[[ SOURCE INFORMATION, beginning ]]

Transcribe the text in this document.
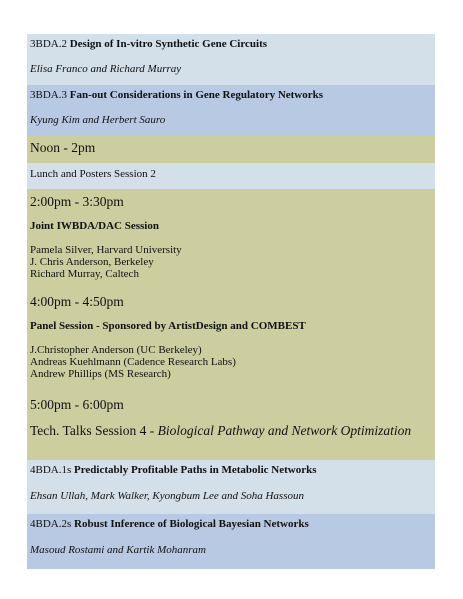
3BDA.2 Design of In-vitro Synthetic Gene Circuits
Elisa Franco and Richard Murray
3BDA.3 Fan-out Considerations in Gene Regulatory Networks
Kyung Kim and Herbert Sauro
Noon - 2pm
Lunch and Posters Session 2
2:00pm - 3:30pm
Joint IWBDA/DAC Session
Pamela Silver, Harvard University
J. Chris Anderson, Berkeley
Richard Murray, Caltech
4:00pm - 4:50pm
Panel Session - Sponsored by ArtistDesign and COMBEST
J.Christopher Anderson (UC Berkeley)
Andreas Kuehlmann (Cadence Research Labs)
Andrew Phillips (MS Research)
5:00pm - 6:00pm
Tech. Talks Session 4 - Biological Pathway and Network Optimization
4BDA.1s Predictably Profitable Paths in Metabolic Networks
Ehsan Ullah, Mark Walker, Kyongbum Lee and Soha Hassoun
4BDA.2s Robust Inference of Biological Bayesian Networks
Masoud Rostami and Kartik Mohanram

[[ SOURCE INFORMATION, end ]]

## [ACTIVITY]
All lines in the entries above that hold the word "Gene" need to be copied.

## [RESULT OF THIS EXERCISE]
3BDA.2 Design of In-vitro Synthetic Gene Circuits
3BDA.3 Fan-out Considerations in Gene Regulatory Networks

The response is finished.